▸ What is expected: Would you return all of this data exactly, leaving nothing out?

▸ The input:
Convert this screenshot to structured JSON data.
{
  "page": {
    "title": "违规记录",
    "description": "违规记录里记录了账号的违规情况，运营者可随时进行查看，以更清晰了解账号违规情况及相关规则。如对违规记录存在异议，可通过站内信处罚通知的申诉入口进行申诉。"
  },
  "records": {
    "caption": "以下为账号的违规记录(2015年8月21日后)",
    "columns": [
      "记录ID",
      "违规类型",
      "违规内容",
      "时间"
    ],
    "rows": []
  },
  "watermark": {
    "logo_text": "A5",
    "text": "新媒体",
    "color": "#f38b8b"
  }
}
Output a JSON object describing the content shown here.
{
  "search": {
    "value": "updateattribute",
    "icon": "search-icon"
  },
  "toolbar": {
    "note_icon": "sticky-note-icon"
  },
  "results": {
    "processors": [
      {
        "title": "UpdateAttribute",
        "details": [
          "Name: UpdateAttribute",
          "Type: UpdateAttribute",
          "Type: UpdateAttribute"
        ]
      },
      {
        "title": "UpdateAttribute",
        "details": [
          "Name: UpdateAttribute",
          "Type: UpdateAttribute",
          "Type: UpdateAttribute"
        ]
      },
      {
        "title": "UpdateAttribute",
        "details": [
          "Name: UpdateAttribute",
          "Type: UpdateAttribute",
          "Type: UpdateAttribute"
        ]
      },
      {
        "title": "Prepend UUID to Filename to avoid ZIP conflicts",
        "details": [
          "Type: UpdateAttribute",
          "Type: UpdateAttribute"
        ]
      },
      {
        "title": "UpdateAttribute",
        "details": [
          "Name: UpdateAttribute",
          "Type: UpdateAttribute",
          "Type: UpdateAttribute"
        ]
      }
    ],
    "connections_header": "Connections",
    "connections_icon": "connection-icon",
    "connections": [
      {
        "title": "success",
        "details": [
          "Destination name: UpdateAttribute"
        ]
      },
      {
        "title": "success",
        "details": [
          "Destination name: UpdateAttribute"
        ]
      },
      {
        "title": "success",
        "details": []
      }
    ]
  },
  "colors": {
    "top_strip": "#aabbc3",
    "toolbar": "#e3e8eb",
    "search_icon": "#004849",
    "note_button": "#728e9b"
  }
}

▸ Exercise result:
Convert this screenshot to structured JSON data.
{
  "page": {
    "title": "违规记录",
    "description": "违规记录里记录了账号的违规情况，运营者可随时进行查看，以更清晰了解账号违规情况及相关规则。如对违规记录存在异议，可通过站内信处罚通知的申诉入口进行申诉。"
  },
  "records": {
    "caption": "以下为账号的违规记录(2015年8月21日后)",
    "columns": [
      "记录ID",
      "违规类型",
      "违规内容",
      "时间"
    ],
    "rows": []
  },
  "watermark": {
    "logo_text": "A5",
    "text": "新媒体",
    "color": "#f38b8b"
  }
}
Output a JSON object describing the content shown here.
{
  "search": {
    "value": "updateattribute",
    "icon": "search-icon"
  },
  "toolbar": {
    "note_icon": "sticky-note-icon"
  },
  "results": {
    "processors": [
      {
        "title": "UpdateAttribute",
        "details": [
          "Name: UpdateAttribute",
          "Type: UpdateAttribute",
          "Type: UpdateAttribute"
        ]
      },
      {
        "title": "UpdateAttribute",
        "details": [
          "Name: UpdateAttribute",
          "Type: UpdateAttribute",
          "Type: UpdateAttribute"
        ]
      },
      {
        "title": "UpdateAttribute",
        "details": [
          "Name: UpdateAttribute",
          "Type: UpdateAttribute",
          "Type: UpdateAttribute"
        ]
      },
      {
        "title": "Prepend UUID to Filename to avoid ZIP conflicts",
        "details": [
          "Type: UpdateAttribute",
          "Type: UpdateAttribute"
        ]
      },
      {
        "title": "UpdateAttribute",
        "details": [
          "Name: UpdateAttribute",
          "Type: UpdateAttribute",
          "Type: UpdateAttribute"
        ]
      }
    ],
    "connections_header": "Connections",
    "connections_icon": "connection-icon",
    "connections": [
      {
        "title": "success",
        "details": [
          "Destination name: UpdateAttribute"
        ]
      },
      {
        "title": "success",
        "details": [
          "Destination name: UpdateAttribute"
        ]
      },
      {
        "title": "success",
        "details": []
      }
    ]
  },
  "colors": {
    "top_strip": "#aabbc3",
    "toolbar": "#e3e8eb",
    "search_icon": "#004849",
    "note_button": "#728e9b"
  }
}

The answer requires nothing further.